- _ACTIVITY_
The listing below must be reproduced in full, exactly as written.
Start of SUPPLIED MATERIAL
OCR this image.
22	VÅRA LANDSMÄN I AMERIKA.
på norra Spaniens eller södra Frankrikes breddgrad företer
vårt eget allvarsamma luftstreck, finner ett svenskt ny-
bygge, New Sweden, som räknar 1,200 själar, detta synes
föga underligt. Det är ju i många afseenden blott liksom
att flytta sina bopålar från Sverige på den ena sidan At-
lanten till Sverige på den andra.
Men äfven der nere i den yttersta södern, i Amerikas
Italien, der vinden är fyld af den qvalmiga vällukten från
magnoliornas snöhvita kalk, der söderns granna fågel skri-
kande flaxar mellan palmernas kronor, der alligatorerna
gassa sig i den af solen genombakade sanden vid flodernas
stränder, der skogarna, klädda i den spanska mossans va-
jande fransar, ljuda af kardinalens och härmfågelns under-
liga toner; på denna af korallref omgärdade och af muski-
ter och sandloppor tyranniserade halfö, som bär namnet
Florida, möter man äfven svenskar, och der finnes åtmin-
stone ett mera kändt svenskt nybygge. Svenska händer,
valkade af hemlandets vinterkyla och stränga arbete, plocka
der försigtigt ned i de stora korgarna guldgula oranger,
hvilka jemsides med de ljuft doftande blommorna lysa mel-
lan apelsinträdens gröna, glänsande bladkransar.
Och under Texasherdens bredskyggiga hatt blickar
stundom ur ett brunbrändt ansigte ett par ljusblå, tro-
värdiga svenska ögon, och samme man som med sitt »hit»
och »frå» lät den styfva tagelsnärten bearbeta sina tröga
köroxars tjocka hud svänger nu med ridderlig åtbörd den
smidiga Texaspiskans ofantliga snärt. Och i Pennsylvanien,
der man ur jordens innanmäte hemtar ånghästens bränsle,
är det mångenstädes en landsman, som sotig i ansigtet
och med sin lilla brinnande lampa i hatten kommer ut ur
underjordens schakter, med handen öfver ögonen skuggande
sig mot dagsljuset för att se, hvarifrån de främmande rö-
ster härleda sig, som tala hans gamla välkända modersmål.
End of SUPPLIED MATERIAL
- _FINAL ANSWER_
OCR this image.
22	VÅRA LANDSMÄN I AMERIKA.
på norra Spaniens eller södra Frankrikes breddgrad företer
vårt eget allvarsamma luftstreck, finner ett svenskt ny-
bygge, New Sweden, som räknar 1,200 själar, detta synes
föga underligt. Det är ju i många afseenden blott liksom
att flytta sina bopålar från Sverige på den ena sidan At-
lanten till Sverige på den andra.
Men äfven der nere i den yttersta södern, i Amerikas
Italien, der vinden är fyld af den qvalmiga vällukten från
magnoliornas snöhvita kalk, der söderns granna fågel skri-
kande flaxar mellan palmernas kronor, der alligatorerna
gassa sig i den af solen genombakade sanden vid flodernas
stränder, der skogarna, klädda i den spanska mossans va-
jande fransar, ljuda af kardinalens och härmfågelns under-
liga toner; på denna af korallref omgärdade och af muski-
ter och sandloppor tyranniserade halfö, som bär namnet
Florida, möter man äfven svenskar, och der finnes åtmin-
stone ett mera kändt svenskt nybygge. Svenska händer,
valkade af hemlandets vinterkyla och stränga arbete, plocka
der försigtigt ned i de stora korgarna guldgula oranger,
hvilka jemsides med de ljuft doftande blommorna lysa mel-
lan apelsinträdens gröna, glänsande bladkransar.
Och under Texasherdens bredskyggiga hatt blickar
stundom ur ett brunbrändt ansigte ett par ljusblå, tro-
värdiga svenska ögon, och samme man som med sitt »hit»
och »frå» lät den styfva tagelsnärten bearbeta sina tröga
köroxars tjocka hud svänger nu med ridderlig åtbörd den
smidiga Texaspiskans ofantliga snärt. Och i Pennsylvanien,
der man ur jordens innanmäte hemtar ånghästens bränsle,
är det mångenstädes en landsman, som sotig i ansigtet
och med sin lilla brinnande lampa i hatten kommer ut ur
underjordens schakter, med handen öfver ögonen skuggande
sig mot dagsljuset för att se, hvarifrån de främmande rö-
ster härleda sig, som tala hans gamla välkända modersmål.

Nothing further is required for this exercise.